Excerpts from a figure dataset
::::

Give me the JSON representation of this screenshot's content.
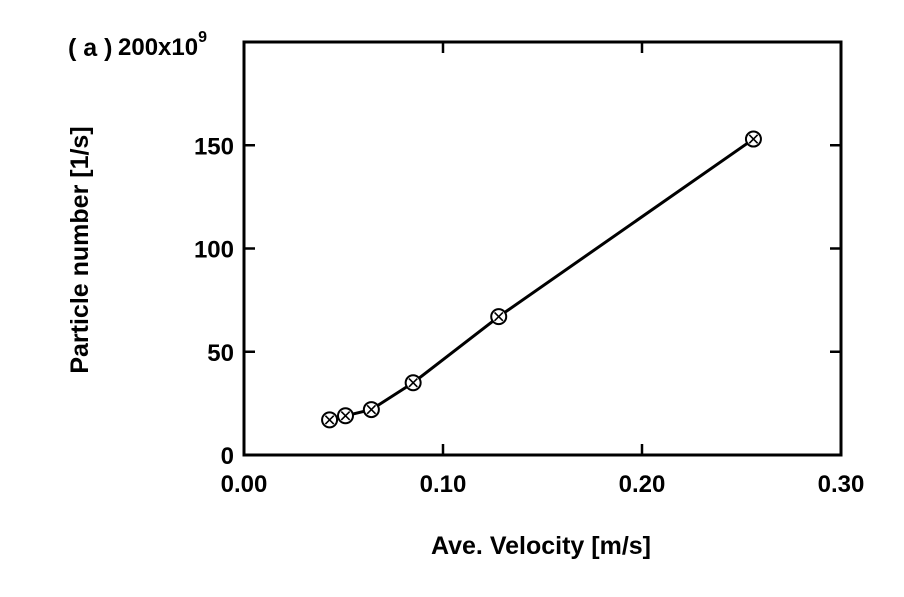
{
  "chart_data": {
    "type": "line",
    "panel_label": "( a )",
    "xlabel": "Ave. Velocity  [m/s]",
    "ylabel": "Particle number  [1/s]",
    "y_scale_label": {
      "base": "200x10",
      "exponent": "9"
    },
    "xlim": [
      0,
      0.3
    ],
    "ylim": [
      0,
      200
    ],
    "x_ticks": [
      0.0,
      0.1,
      0.2,
      0.3
    ],
    "x_tick_labels": [
      "0.00",
      "0.10",
      "0.20",
      "0.30"
    ],
    "y_ticks": [
      0,
      50,
      100,
      150
    ],
    "y_tick_labels": [
      "0",
      "50",
      "100",
      "150"
    ],
    "grid": false,
    "series": [
      {
        "marker": "circle-x",
        "color": "#000000",
        "x": [
          0.043,
          0.051,
          0.064,
          0.085,
          0.128,
          0.256
        ],
        "y": [
          17,
          19,
          22,
          35,
          67,
          153
        ]
      }
    ]
  }
}
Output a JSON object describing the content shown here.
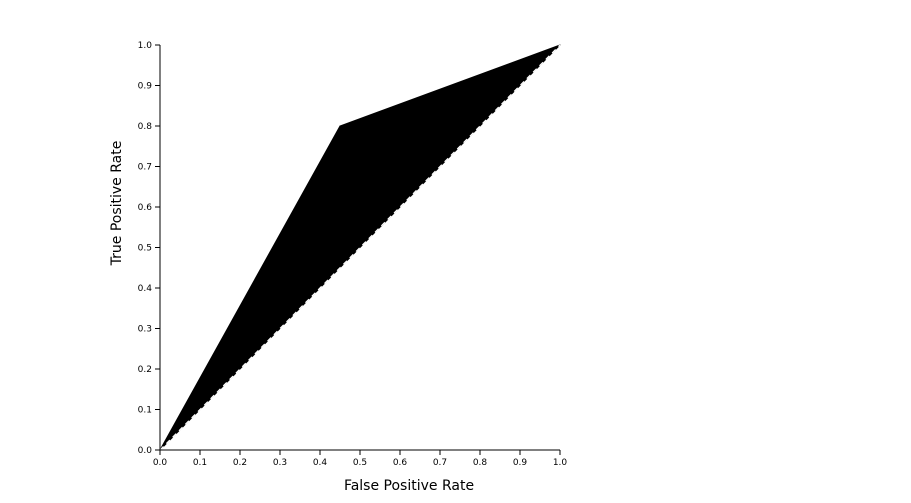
{
  "chart_data": {
    "type": "area",
    "title": "",
    "xlabel": "False Positive Rate",
    "ylabel": "True Positive Rate",
    "xlim": [
      0.0,
      1.0
    ],
    "ylim": [
      0.0,
      1.0
    ],
    "x_ticks": [
      "0.0",
      "0.1",
      "0.2",
      "0.3",
      "0.4",
      "0.5",
      "0.6",
      "0.7",
      "0.8",
      "0.9",
      "1.0"
    ],
    "y_ticks": [
      "0.0",
      "0.1",
      "0.2",
      "0.3",
      "0.4",
      "0.5",
      "0.6",
      "0.7",
      "0.8",
      "0.9",
      "1.0"
    ],
    "series": [
      {
        "x": [
          0.0,
          0.45,
          1.0
        ],
        "y": [
          0.0,
          0.8,
          1.0
        ],
        "fill": "#000000"
      }
    ],
    "baseline": {
      "x": [
        0.0,
        1.0
      ],
      "y": [
        0.0,
        1.0
      ],
      "style": "dashed"
    },
    "grid": false,
    "colors": {
      "fill": "#000000",
      "axis": "#000000",
      "background": "#ffffff"
    }
  }
}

::::

Directions for this task » Copy every line above in which the string "Positive" shows up.

Full response »
    "xlabel": "False Positive Rate",
    "ylabel": "True Positive Rate",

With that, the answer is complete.